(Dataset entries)
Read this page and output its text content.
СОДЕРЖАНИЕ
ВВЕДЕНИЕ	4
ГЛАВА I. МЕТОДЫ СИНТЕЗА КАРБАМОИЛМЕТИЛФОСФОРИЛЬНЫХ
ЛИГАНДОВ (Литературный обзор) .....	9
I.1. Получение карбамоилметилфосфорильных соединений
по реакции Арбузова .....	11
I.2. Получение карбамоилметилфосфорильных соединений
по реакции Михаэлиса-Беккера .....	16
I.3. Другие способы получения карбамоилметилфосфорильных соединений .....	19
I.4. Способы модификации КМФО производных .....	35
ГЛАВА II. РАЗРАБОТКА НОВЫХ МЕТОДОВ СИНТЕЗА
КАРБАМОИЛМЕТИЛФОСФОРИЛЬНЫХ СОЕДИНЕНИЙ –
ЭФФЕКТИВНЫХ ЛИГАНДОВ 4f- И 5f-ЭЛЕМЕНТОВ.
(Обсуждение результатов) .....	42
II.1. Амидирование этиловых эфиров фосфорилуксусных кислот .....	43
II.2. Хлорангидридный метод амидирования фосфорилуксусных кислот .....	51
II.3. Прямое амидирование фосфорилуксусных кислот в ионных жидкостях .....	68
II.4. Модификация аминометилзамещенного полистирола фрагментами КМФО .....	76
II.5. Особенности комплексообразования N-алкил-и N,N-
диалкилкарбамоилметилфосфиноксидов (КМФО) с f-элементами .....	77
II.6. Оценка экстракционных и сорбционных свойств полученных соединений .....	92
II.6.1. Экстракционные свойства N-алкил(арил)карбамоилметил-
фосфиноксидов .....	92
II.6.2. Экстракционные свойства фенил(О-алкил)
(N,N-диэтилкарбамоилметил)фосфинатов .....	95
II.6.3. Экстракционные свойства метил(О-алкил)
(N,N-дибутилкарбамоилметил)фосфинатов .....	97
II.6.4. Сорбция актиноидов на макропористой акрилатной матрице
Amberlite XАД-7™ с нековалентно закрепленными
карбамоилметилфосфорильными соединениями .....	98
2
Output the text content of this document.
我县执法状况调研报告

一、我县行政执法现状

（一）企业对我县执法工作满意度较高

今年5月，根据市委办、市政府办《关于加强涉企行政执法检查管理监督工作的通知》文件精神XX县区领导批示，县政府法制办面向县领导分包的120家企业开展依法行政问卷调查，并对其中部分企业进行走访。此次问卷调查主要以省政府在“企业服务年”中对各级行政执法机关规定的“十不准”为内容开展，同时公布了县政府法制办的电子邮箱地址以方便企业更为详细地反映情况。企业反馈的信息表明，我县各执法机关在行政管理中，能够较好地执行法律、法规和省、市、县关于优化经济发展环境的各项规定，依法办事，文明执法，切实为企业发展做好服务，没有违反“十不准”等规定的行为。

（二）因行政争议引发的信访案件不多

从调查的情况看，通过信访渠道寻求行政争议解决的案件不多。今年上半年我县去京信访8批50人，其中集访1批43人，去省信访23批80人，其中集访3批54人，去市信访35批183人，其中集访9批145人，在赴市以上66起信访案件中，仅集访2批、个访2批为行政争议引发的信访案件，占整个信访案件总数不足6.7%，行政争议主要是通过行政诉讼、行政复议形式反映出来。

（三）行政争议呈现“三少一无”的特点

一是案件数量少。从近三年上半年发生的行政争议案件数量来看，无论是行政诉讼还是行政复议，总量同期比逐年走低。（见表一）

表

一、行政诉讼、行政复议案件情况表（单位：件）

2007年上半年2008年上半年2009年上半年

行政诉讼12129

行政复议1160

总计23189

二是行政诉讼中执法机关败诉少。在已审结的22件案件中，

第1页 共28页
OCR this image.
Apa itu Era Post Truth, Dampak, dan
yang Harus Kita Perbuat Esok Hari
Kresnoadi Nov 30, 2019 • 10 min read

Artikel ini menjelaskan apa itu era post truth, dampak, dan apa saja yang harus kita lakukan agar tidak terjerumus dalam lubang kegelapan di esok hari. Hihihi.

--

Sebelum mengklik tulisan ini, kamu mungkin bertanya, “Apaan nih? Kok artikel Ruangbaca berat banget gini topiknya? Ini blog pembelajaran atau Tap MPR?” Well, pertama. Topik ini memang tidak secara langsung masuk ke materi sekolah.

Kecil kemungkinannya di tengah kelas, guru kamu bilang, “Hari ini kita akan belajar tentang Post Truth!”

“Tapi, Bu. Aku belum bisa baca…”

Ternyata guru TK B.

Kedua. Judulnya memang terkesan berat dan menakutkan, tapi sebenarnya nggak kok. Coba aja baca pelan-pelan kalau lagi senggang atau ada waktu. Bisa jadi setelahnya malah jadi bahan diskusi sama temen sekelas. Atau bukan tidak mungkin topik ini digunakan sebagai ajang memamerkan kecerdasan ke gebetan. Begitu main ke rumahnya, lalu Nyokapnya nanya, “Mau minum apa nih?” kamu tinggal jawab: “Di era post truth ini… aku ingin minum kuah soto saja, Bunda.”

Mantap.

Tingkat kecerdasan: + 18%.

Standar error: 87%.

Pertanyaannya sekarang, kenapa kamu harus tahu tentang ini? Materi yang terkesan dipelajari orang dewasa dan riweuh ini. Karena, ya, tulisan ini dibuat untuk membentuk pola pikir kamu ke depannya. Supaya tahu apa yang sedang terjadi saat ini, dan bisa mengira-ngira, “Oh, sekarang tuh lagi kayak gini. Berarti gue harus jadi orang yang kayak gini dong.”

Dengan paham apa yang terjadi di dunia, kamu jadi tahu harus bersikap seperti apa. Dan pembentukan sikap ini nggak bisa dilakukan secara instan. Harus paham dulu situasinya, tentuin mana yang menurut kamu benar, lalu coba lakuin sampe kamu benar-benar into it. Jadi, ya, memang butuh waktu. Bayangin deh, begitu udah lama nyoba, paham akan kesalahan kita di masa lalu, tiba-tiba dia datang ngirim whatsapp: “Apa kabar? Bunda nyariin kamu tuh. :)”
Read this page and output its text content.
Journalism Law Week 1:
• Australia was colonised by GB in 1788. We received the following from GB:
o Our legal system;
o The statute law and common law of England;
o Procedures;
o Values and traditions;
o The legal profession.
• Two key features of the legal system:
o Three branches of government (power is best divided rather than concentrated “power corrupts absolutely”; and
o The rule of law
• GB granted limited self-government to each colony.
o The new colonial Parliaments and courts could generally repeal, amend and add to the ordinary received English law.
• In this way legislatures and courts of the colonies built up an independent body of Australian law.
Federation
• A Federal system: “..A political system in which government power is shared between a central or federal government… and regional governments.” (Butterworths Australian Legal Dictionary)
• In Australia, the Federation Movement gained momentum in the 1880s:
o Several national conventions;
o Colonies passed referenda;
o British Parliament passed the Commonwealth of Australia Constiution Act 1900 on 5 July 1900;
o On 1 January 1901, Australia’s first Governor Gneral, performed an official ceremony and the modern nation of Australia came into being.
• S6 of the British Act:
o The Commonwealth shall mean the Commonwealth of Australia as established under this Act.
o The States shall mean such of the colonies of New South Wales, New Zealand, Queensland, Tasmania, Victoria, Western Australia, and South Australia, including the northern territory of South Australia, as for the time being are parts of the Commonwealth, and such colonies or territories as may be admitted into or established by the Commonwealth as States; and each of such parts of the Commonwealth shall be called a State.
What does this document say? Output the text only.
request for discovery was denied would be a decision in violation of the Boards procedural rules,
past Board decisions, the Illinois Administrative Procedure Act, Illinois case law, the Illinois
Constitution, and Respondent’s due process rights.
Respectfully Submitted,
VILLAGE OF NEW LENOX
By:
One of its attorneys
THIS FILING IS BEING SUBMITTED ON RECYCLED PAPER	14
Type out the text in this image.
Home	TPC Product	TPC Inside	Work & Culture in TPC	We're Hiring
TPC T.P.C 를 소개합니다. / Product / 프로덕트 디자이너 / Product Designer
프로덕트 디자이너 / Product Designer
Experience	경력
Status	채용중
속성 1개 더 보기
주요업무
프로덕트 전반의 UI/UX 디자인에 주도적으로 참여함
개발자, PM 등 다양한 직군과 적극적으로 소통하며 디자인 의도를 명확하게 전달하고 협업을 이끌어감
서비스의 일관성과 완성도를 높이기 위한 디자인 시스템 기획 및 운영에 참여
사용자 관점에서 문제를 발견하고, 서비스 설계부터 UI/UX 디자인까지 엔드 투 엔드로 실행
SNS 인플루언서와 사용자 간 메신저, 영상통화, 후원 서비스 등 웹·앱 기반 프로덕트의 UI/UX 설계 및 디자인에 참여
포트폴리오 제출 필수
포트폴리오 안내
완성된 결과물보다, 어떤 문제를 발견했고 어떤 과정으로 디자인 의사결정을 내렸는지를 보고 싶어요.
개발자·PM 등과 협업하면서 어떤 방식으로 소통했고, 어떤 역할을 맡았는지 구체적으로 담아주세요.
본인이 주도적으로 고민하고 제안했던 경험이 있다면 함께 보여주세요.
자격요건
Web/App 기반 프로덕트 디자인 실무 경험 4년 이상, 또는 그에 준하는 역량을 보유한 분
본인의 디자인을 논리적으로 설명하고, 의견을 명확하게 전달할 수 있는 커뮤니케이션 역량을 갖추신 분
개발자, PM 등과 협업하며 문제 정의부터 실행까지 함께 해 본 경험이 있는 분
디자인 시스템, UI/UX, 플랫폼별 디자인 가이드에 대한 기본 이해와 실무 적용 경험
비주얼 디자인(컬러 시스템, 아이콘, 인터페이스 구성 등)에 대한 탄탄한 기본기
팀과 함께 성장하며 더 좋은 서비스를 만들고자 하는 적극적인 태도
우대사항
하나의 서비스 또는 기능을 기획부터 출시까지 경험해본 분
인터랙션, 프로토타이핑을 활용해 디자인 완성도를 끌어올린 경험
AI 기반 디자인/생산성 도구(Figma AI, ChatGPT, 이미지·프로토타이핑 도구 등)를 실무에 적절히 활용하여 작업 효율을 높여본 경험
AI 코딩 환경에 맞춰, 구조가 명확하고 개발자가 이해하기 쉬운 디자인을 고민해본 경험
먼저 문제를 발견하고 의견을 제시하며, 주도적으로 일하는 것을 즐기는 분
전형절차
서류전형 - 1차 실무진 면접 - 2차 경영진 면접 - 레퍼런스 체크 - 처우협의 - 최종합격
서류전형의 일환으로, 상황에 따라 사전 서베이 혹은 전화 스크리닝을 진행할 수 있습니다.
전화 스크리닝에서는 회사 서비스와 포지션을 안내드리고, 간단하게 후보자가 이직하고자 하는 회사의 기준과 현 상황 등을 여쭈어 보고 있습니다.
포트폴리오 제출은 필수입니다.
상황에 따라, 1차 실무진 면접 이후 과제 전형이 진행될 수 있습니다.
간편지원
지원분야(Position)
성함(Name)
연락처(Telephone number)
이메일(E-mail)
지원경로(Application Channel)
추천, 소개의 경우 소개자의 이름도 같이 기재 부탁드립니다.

*WRITTEN PROBLEM:*
Pull out every line of the entries that includes the word "Designer".

*RESPONSE FOR THIS EXERCISE:*
TPC T.P.C 를 소개합니다. / Product / 프로덕트 디자이너 / Product Designer
프로덕트 디자이너 / Product Designer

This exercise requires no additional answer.